Goal of the exercise:
Each entry needs to be restated exactly as written.

Source data:
· · · ·

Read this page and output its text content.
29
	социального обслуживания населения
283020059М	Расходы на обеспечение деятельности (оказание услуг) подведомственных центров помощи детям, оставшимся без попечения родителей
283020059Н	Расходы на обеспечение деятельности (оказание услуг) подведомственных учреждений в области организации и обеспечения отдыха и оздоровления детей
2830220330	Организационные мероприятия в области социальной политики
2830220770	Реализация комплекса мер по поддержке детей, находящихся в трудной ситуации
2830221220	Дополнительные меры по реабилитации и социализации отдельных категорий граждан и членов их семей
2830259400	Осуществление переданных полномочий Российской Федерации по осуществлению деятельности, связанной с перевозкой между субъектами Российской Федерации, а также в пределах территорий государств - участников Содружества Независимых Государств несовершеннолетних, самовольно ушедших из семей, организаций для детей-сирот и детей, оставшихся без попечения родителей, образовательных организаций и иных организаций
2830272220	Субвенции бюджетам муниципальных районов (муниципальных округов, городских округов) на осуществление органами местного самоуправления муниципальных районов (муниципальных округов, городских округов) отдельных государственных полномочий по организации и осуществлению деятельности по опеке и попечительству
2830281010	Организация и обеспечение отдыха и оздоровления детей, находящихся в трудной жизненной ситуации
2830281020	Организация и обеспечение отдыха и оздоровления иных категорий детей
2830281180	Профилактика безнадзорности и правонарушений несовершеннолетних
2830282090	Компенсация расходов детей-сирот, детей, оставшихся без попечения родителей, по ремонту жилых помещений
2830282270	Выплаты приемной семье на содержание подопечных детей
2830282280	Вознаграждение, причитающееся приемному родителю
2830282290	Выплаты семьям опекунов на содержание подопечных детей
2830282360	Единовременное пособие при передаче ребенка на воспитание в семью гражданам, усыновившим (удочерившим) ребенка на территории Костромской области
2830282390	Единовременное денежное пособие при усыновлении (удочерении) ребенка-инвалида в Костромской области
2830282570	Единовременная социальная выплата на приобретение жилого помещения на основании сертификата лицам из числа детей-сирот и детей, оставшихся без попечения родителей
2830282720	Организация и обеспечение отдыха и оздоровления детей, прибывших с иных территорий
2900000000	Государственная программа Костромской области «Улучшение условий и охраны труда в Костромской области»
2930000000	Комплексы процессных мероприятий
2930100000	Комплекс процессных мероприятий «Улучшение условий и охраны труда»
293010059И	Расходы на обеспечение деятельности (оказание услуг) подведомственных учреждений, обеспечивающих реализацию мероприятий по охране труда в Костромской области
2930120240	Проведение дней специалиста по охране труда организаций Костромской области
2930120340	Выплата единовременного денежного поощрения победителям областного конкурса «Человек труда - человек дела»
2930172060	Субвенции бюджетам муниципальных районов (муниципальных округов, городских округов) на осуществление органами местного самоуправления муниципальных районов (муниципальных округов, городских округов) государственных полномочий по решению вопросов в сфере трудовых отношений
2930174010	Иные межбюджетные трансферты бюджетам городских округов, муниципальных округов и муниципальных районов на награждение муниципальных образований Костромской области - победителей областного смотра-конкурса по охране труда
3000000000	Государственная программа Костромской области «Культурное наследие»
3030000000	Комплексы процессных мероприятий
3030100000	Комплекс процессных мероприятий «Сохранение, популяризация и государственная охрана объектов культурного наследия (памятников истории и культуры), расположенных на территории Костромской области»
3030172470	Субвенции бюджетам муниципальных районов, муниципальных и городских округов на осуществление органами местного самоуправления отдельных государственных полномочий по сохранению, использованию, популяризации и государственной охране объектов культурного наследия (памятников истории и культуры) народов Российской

· · · ·

Output below:
Read this page and output its text content.
29
	социального обслуживания населения
283020059М	Расходы на обеспечение деятельности (оказание услуг) подведомственных центров помощи детям, оставшимся без попечения родителей
283020059Н	Расходы на обеспечение деятельности (оказание услуг) подведомственных учреждений в области организации и обеспечения отдыха и оздоровления детей
2830220330	Организационные мероприятия в области социальной политики
2830220770	Реализация комплекса мер по поддержке детей, находящихся в трудной ситуации
2830221220	Дополнительные меры по реабилитации и социализации отдельных категорий граждан и членов их семей
2830259400	Осуществление переданных полномочий Российской Федерации по осуществлению деятельности, связанной с перевозкой между субъектами Российской Федерации, а также в пределах территорий государств - участников Содружества Независимых Государств несовершеннолетних, самовольно ушедших из семей, организаций для детей-сирот и детей, оставшихся без попечения родителей, образовательных организаций и иных организаций
2830272220	Субвенции бюджетам муниципальных районов (муниципальных округов, городских округов) на осуществление органами местного самоуправления муниципальных районов (муниципальных округов, городских округов) отдельных государственных полномочий по организации и осуществлению деятельности по опеке и попечительству
2830281010	Организация и обеспечение отдыха и оздоровления детей, находящихся в трудной жизненной ситуации
2830281020	Организация и обеспечение отдыха и оздоровления иных категорий детей
2830281180	Профилактика безнадзорности и правонарушений несовершеннолетних
2830282090	Компенсация расходов детей-сирот, детей, оставшихся без попечения родителей, по ремонту жилых помещений
2830282270	Выплаты приемной семье на содержание подопечных детей
2830282280	Вознаграждение, причитающееся приемному родителю
2830282290	Выплаты семьям опекунов на содержание подопечных детей
2830282360	Единовременное пособие при передаче ребенка на воспитание в семью гражданам, усыновившим (удочерившим) ребенка на территории Костромской области
2830282390	Единовременное денежное пособие при усыновлении (удочерении) ребенка-инвалида в Костромской области
2830282570	Единовременная социальная выплата на приобретение жилого помещения на основании сертификата лицам из числа детей-сирот и детей, оставшихся без попечения родителей
2830282720	Организация и обеспечение отдыха и оздоровления детей, прибывших с иных территорий
2900000000	Государственная программа Костромской области «Улучшение условий и охраны труда в Костромской области»
2930000000	Комплексы процессных мероприятий
2930100000	Комплекс процессных мероприятий «Улучшение условий и охраны труда»
293010059И	Расходы на обеспечение деятельности (оказание услуг) подведомственных учреждений, обеспечивающих реализацию мероприятий по охране труда в Костромской области
2930120240	Проведение дней специалиста по охране труда организаций Костромской области
2930120340	Выплата единовременного денежного поощрения победителям областного конкурса «Человек труда - человек дела»
2930172060	Субвенции бюджетам муниципальных районов (муниципальных округов, городских округов) на осуществление органами местного самоуправления муниципальных районов (муниципальных округов, городских округов) государственных полномочий по решению вопросов в сфере трудовых отношений
2930174010	Иные межбюджетные трансферты бюджетам городских округов, муниципальных округов и муниципальных районов на награждение муниципальных образований Костромской области - победителей областного смотра-конкурса по охране труда
3000000000	Государственная программа Костромской области «Культурное наследие»
3030000000	Комплексы процессных мероприятий
3030100000	Комплекс процессных мероприятий «Сохранение, популяризация и государственная охрана объектов культурного наследия (памятников истории и культуры), расположенных на территории Костромской области»
3030172470	Субвенции бюджетам муниципальных районов, муниципальных и городских округов на осуществление органами местного самоуправления отдельных государственных полномочий по сохранению, использованию, популяризации и государственной охране объектов культурного наследия (памятников истории и культуры) народов Российской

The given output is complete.